**The exercise**.
Each line of the material below should be reproduced exactly.

** Start **

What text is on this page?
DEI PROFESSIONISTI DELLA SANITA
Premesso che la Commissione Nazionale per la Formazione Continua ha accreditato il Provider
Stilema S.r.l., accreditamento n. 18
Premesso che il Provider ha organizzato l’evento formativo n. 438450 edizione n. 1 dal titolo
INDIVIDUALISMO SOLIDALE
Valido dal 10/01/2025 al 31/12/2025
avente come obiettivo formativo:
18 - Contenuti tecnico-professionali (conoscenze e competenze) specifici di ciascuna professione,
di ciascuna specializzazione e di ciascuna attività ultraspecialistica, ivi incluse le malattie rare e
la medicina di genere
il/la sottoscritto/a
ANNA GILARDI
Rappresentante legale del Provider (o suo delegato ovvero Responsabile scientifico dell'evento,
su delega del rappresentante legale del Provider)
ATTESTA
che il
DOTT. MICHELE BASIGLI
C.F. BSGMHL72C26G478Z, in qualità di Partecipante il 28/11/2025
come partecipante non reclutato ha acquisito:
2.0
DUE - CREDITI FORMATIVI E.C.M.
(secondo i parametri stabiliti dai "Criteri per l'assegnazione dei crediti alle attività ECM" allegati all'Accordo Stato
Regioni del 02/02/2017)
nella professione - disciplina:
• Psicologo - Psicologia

** End **

**Answer in full**.
What text is on this page?
DEI PROFESSIONISTI DELLA SANITA
Premesso che la Commissione Nazionale per la Formazione Continua ha accreditato il Provider
Stilema S.r.l., accreditamento n. 18
Premesso che il Provider ha organizzato l’evento formativo n. 438450 edizione n. 1 dal titolo
INDIVIDUALISMO SOLIDALE
Valido dal 10/01/2025 al 31/12/2025
avente come obiettivo formativo:
18 - Contenuti tecnico-professionali (conoscenze e competenze) specifici di ciascuna professione,
di ciascuna specializzazione e di ciascuna attività ultraspecialistica, ivi incluse le malattie rare e
la medicina di genere
il/la sottoscritto/a
ANNA GILARDI
Rappresentante legale del Provider (o suo delegato ovvero Responsabile scientifico dell'evento,
su delega del rappresentante legale del Provider)
ATTESTA
che il
DOTT. MICHELE BASIGLI
C.F. BSGMHL72C26G478Z, in qualità di Partecipante il 28/11/2025
come partecipante non reclutato ha acquisito:
2.0
DUE - CREDITI FORMATIVI E.C.M.
(secondo i parametri stabiliti dai "Criteri per l'assegnazione dei crediti alle attività ECM" allegati all'Accordo Stato
Regioni del 02/02/2017)
nella professione - disciplina:
• Psicologo - Psicologia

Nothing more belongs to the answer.